▶ _Task requirements_: Find each line with "this" and copy it.

<<<<

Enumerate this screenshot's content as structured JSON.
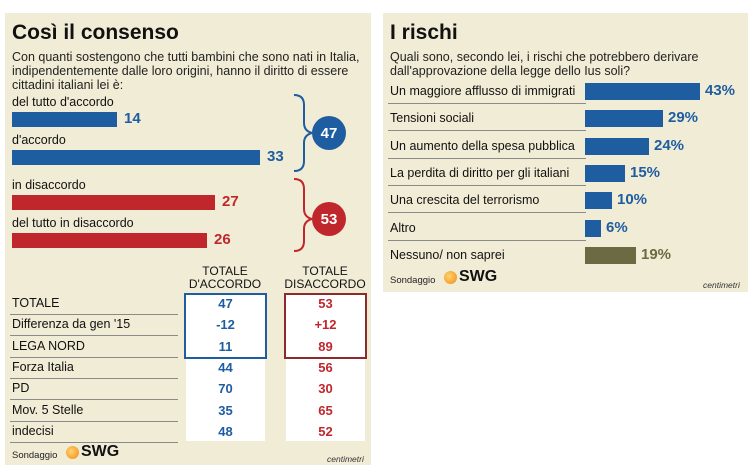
{
  "colors": {
    "blue": "#1f5da1",
    "red": "#c0272d",
    "olive": "#6b6a43",
    "panel": "#f1ecd6"
  },
  "left": {
    "title": "Così il consenso",
    "question": "Con quanti sostengono che tutti bambini che sono nati in Italia, indipendentemente dalle loro origini, hanno il diritto di essere cittadini italiani lei è:",
    "totals": {
      "agree": "47",
      "disagree": "53"
    },
    "footer": {
      "sondaggio": "Sondaggio",
      "brand": "SWG",
      "credit": "centimetri"
    }
  },
  "table": {
    "headers": [
      "TOTALE D'ACCORDO",
      "TOTALE DISACCORDO"
    ],
    "rows": [
      {
        "label": "TOTALE",
        "agree": "47",
        "disagree": "53"
      },
      {
        "label": "Differenza da gen '15",
        "agree": "-12",
        "disagree": "+12"
      },
      {
        "label": "LEGA NORD",
        "agree": "11",
        "disagree": "89"
      },
      {
        "label": "Forza Italia",
        "agree": "44",
        "disagree": "56"
      },
      {
        "label": "PD",
        "agree": "70",
        "disagree": "30"
      },
      {
        "label": "Mov. 5 Stelle",
        "agree": "35",
        "disagree": "65"
      },
      {
        "label": "indecisi",
        "agree": "48",
        "disagree": "52"
      }
    ]
  },
  "right": {
    "title": "I rischi",
    "question": "Quali sono, secondo lei, i rischi che potrebbero derivare dall'approvazione della legge dello Ius soli?",
    "footer": {
      "sondaggio": "Sondaggio",
      "brand": "SWG",
      "credit": "centimetri"
    }
  },
  "chart_data": [
    {
      "type": "bar",
      "orientation": "horizontal",
      "categories": [
        "del tutto d'accordo",
        "d'accordo",
        "in disaccordo",
        "del tutto in disaccordo"
      ],
      "values": [
        14,
        33,
        27,
        26
      ],
      "labels": [
        "14",
        "33",
        "27",
        "26"
      ],
      "colors": [
        "#1f5da1",
        "#1f5da1",
        "#c0272d",
        "#c0272d"
      ],
      "groups": [
        {
          "members": [
            0,
            1
          ],
          "total": "47",
          "color": "#1f5da1"
        },
        {
          "members": [
            2,
            3
          ],
          "total": "53",
          "color": "#c0272d"
        }
      ],
      "xlim": [
        0,
        33
      ]
    },
    {
      "type": "bar",
      "orientation": "horizontal",
      "categories": [
        "Un maggiore afflusso di immigrati",
        "Tensioni sociali",
        "Un aumento della spesa pubblica",
        "La perdita di diritto per gli italiani",
        "Una crescita del terrorismo",
        "Altro",
        "Nessuno/ non saprei"
      ],
      "values": [
        43,
        29,
        24,
        15,
        10,
        6,
        19
      ],
      "labels": [
        "43%",
        "29%",
        "24%",
        "15%",
        "10%",
        "6%",
        "19%"
      ],
      "colors": [
        "#1f5da1",
        "#1f5da1",
        "#1f5da1",
        "#1f5da1",
        "#1f5da1",
        "#1f5da1",
        "#6b6a43"
      ],
      "xlim": [
        0,
        43
      ]
    }
  ]
}
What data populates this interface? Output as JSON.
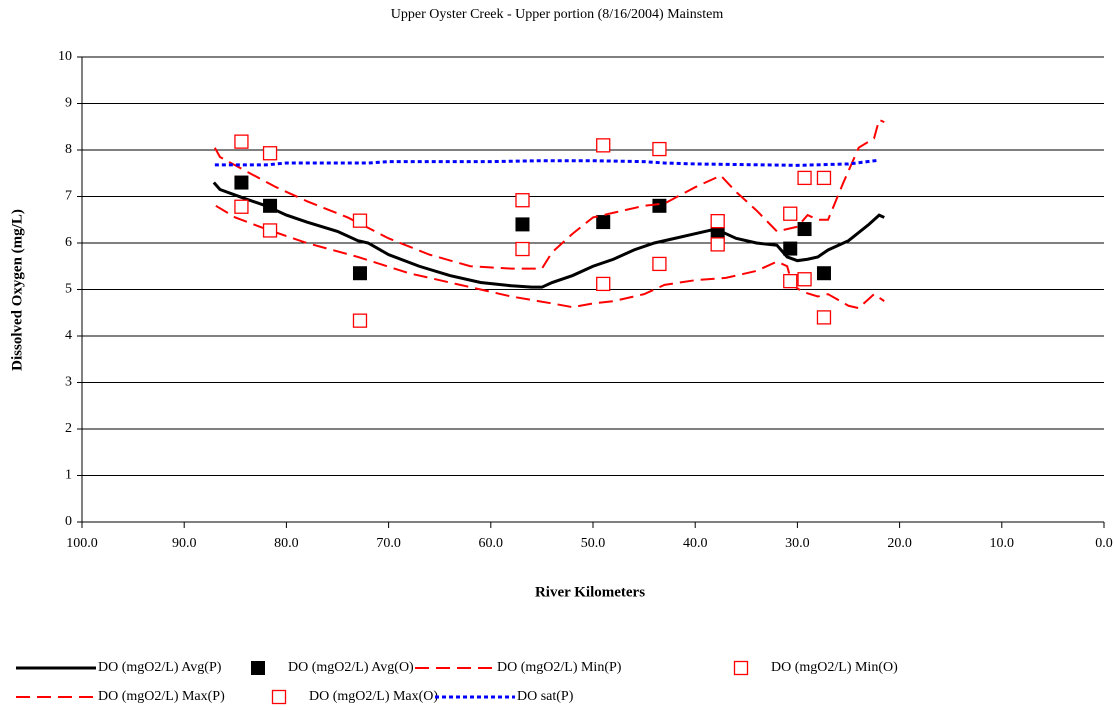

>>>>

▶ _Complete answer_:
Enumerate this screenshot's content as structured JSON.
What data populates this interface? Output as JSON.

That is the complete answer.